* [GIVEN DATA]

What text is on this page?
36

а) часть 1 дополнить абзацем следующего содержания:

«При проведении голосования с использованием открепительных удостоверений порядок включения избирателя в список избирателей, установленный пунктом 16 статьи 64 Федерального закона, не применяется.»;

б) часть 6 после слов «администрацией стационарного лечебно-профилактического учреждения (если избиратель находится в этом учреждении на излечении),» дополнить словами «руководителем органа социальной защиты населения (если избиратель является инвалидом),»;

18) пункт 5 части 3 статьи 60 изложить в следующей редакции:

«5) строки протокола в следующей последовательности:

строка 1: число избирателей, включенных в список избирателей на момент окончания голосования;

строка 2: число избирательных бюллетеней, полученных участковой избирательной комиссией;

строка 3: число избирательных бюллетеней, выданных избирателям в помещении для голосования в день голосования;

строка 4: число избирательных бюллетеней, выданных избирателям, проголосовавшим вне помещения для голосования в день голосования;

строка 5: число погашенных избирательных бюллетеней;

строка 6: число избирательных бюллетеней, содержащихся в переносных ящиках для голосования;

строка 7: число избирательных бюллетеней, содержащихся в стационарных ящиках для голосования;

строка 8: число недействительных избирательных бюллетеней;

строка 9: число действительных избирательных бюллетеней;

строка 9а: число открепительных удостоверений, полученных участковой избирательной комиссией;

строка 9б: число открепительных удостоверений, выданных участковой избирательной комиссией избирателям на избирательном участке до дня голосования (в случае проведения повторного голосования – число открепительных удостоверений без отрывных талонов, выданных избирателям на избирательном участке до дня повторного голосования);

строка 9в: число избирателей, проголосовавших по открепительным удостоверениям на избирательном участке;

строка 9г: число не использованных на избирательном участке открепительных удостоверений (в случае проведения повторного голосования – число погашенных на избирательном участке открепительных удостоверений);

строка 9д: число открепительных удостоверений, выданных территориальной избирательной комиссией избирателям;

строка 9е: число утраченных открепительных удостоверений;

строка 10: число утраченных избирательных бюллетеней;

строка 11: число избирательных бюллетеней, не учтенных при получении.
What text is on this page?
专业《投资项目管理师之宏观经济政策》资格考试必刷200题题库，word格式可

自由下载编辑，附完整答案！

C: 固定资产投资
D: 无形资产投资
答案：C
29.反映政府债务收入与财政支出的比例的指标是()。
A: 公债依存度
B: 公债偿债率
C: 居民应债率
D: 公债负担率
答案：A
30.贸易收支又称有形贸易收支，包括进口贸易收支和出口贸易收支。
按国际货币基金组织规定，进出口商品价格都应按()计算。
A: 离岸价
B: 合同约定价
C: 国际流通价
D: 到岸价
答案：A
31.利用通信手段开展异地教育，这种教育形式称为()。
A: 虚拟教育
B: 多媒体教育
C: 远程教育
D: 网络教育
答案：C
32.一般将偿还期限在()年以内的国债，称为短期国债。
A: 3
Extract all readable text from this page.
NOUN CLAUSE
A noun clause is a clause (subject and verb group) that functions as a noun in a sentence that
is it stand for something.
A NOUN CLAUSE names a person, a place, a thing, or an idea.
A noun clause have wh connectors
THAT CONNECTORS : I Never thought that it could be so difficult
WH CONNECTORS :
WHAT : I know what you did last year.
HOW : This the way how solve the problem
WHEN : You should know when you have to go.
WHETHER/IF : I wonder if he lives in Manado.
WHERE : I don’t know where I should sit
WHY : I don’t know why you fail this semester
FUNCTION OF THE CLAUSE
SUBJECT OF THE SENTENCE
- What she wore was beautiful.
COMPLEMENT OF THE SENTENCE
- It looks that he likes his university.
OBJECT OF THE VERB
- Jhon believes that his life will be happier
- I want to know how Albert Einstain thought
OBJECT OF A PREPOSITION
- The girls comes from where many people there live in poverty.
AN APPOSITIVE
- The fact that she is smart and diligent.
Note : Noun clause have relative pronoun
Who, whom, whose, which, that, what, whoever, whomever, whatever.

* [PROBLEM DESCRIPTION] Determine how many lines of the entries above carry the string "участке", and give that number alone.

* [FINISHED ANSWER] 3